* _Instructions for the task_
Tally the lines containing "Mball" and report the number alone.

* _Record list_
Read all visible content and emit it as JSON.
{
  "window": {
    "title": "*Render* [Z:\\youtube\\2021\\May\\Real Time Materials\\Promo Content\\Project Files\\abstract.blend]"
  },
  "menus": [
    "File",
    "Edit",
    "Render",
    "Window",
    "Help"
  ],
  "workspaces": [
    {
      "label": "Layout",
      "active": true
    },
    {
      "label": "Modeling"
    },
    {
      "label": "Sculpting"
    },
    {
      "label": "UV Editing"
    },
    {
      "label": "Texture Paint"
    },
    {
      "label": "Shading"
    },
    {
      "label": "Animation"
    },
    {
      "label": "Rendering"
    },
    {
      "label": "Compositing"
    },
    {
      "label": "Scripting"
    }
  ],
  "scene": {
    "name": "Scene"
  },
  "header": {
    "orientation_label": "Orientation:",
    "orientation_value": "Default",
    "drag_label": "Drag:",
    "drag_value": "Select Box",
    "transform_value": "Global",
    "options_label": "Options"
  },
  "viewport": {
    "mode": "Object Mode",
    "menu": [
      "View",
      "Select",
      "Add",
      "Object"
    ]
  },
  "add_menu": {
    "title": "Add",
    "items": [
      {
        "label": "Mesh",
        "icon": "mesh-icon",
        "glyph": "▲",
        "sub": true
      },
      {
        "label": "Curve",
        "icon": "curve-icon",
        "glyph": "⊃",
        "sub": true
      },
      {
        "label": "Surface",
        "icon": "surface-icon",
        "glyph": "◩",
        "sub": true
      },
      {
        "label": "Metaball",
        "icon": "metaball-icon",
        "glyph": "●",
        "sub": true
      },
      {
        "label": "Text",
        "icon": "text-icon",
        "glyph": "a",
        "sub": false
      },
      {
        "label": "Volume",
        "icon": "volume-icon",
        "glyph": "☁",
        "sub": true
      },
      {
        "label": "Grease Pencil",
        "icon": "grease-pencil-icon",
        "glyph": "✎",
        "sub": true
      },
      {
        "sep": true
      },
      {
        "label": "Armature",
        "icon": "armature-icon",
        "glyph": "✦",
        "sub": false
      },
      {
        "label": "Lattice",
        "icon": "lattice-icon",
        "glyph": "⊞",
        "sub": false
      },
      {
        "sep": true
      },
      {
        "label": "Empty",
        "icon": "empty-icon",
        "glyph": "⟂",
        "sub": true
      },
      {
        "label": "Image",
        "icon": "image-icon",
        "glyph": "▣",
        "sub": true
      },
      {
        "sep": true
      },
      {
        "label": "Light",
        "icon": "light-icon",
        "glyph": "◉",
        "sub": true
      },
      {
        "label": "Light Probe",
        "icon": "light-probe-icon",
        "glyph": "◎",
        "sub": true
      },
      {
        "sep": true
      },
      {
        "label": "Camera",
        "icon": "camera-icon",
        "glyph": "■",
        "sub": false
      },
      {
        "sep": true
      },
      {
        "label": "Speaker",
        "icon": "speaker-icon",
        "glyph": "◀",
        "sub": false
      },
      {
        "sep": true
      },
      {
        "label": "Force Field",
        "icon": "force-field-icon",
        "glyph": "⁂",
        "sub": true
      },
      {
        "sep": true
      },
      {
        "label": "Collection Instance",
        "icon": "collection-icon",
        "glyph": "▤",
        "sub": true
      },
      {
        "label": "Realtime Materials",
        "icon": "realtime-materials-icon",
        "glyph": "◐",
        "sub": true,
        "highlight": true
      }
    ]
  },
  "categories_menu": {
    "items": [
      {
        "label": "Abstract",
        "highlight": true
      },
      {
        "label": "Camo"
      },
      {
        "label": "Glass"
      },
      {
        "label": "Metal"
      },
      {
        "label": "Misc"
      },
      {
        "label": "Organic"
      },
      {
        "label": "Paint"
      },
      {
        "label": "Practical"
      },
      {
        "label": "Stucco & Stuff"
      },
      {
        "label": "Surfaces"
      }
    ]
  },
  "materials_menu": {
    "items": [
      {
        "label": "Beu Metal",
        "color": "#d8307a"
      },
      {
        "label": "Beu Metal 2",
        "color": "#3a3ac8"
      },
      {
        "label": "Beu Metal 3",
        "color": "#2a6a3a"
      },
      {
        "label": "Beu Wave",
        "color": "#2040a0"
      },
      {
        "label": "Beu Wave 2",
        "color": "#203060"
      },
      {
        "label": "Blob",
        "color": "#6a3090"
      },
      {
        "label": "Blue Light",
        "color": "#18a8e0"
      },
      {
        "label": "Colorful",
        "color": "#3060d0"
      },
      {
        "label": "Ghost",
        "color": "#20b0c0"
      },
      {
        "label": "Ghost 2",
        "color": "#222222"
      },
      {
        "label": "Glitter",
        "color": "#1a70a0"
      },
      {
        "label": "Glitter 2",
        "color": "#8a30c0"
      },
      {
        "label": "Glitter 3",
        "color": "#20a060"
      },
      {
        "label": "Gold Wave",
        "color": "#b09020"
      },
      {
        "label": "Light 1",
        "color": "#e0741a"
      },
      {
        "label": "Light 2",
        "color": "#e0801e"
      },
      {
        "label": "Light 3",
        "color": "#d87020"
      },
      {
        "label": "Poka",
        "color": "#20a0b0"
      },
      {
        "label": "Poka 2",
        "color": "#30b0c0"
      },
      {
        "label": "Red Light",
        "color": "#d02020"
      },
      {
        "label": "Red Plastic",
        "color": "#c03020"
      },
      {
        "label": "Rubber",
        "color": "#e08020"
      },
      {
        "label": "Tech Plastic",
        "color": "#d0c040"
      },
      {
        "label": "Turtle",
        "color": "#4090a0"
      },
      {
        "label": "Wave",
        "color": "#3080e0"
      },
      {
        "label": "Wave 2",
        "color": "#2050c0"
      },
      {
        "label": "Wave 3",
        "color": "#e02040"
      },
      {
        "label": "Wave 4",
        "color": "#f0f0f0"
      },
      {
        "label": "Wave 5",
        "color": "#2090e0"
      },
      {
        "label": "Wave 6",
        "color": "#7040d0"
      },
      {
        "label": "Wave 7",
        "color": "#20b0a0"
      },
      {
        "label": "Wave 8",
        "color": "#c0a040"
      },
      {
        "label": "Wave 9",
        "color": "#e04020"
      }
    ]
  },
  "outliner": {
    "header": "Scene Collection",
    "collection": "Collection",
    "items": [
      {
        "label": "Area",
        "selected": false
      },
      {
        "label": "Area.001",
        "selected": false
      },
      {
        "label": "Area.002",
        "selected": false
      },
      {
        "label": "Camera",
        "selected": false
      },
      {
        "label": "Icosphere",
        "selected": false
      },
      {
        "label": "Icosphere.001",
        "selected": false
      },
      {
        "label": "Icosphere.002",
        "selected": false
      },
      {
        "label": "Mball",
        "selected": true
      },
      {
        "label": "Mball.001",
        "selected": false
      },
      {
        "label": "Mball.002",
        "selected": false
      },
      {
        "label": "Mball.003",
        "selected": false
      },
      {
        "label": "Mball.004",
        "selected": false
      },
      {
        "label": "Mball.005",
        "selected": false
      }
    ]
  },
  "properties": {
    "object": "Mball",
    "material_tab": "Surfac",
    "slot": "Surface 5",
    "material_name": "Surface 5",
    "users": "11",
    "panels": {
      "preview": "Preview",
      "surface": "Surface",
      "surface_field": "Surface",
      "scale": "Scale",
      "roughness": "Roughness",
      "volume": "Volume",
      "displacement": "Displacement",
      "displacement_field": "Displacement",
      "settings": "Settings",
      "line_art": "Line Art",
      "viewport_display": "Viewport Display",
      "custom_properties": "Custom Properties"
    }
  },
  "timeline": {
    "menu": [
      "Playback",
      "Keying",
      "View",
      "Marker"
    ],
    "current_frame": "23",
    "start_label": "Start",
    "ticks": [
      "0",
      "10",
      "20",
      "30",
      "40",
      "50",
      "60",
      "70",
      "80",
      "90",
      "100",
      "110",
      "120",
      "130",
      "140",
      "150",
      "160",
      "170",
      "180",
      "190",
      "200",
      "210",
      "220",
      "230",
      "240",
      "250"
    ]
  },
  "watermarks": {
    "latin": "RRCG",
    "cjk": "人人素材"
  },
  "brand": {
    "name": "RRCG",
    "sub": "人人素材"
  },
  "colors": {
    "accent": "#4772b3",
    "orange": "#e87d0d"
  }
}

* _Task output_
7